## start
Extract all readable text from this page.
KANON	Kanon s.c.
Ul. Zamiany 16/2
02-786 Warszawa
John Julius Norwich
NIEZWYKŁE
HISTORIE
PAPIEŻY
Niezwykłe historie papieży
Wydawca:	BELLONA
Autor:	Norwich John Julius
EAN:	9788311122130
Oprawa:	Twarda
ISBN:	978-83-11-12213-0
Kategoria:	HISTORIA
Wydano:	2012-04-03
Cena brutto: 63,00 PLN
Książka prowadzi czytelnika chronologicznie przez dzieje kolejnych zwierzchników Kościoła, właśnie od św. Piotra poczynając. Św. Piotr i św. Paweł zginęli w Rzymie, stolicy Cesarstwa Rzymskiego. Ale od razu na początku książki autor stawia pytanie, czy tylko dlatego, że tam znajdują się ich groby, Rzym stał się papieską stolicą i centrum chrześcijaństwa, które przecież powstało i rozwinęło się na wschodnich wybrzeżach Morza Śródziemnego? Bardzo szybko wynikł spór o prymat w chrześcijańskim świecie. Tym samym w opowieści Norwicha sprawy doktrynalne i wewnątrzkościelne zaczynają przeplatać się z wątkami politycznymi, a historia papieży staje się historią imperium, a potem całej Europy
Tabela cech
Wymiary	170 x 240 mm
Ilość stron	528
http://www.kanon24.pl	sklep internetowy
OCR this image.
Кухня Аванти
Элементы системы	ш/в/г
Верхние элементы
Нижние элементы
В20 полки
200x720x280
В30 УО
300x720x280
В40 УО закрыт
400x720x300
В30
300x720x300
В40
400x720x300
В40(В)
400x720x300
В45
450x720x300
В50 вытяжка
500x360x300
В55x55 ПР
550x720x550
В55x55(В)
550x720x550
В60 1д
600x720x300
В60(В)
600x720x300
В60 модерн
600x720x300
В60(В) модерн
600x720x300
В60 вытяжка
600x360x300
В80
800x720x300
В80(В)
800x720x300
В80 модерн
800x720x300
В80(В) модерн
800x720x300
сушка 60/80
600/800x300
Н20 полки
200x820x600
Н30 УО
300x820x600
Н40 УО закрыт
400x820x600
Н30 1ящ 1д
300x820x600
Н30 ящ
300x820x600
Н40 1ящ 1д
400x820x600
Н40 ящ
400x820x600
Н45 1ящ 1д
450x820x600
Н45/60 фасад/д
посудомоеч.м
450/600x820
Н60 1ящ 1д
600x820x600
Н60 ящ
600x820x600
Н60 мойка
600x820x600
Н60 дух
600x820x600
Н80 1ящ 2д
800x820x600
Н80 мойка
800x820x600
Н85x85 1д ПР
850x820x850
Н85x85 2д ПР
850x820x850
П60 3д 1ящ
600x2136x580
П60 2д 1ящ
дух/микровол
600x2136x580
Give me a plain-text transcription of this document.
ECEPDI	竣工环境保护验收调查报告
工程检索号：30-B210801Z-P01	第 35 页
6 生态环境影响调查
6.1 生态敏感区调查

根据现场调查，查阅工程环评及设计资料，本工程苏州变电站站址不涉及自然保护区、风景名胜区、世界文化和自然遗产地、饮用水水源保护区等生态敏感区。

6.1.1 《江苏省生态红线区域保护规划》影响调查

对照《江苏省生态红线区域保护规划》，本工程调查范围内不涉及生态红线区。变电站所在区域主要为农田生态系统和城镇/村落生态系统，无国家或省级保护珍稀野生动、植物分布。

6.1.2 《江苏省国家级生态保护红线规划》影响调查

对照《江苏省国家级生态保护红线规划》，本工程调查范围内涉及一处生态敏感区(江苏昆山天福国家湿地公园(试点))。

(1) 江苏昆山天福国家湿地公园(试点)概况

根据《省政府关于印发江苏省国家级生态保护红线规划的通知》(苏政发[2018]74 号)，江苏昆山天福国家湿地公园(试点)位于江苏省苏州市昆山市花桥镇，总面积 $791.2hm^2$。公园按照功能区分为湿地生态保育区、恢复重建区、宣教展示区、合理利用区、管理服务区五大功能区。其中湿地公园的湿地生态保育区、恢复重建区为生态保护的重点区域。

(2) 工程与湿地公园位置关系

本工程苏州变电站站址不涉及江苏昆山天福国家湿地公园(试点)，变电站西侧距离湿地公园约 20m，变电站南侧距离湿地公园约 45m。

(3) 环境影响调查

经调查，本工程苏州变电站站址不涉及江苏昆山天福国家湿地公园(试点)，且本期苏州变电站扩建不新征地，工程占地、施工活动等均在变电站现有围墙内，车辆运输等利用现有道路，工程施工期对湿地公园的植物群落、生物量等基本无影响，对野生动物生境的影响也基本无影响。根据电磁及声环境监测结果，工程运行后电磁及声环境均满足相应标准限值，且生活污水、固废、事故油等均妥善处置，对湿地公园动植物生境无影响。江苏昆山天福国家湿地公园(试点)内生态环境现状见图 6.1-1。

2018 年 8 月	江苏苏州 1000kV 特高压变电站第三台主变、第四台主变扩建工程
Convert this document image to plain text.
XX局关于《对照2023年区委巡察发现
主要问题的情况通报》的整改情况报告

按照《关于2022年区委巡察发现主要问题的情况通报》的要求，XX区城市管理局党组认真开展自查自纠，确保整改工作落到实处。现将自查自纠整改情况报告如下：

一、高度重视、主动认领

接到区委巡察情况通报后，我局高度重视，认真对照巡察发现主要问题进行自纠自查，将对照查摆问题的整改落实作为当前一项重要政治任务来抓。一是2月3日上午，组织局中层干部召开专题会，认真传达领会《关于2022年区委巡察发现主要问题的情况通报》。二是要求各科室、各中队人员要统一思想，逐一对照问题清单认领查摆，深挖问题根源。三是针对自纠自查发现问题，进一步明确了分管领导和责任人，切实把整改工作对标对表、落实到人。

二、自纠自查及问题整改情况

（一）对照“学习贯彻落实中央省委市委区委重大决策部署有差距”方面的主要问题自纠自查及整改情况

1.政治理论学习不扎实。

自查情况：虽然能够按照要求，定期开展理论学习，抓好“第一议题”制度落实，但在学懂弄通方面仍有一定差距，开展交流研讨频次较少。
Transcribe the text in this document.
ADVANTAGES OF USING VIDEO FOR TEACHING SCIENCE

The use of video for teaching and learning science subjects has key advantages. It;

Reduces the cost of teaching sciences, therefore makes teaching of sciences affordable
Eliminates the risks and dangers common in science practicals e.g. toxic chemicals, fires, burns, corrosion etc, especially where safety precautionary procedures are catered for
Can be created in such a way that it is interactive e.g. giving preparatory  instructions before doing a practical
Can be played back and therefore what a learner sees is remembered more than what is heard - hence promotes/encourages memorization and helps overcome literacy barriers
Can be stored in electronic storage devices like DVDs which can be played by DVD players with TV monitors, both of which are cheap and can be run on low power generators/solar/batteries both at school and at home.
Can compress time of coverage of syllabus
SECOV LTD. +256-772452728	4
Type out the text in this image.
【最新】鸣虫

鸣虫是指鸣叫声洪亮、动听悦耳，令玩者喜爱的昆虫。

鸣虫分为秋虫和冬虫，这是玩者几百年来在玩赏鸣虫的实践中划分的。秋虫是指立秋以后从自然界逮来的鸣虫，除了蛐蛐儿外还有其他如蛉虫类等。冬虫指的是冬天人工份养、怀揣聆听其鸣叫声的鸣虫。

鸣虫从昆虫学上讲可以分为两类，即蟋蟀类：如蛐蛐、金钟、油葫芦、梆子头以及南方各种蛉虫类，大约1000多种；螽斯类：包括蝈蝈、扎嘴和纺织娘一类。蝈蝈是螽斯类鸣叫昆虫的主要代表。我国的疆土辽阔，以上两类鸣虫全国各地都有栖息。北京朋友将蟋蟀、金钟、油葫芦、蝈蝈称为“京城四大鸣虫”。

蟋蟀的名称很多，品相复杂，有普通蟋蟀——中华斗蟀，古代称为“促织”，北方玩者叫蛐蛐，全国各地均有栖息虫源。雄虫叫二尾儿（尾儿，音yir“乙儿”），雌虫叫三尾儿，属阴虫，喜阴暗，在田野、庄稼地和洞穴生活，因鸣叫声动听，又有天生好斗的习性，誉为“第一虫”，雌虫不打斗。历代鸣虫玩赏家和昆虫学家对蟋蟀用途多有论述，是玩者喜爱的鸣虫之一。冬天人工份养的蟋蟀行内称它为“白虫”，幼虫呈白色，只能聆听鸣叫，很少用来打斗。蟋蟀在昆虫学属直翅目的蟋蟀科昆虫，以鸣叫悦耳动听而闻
## end
What to produce:
List each line holding the string "plain".

Complete output:
Give me a plain-text transcription of this document.
Convert this document image to plain text.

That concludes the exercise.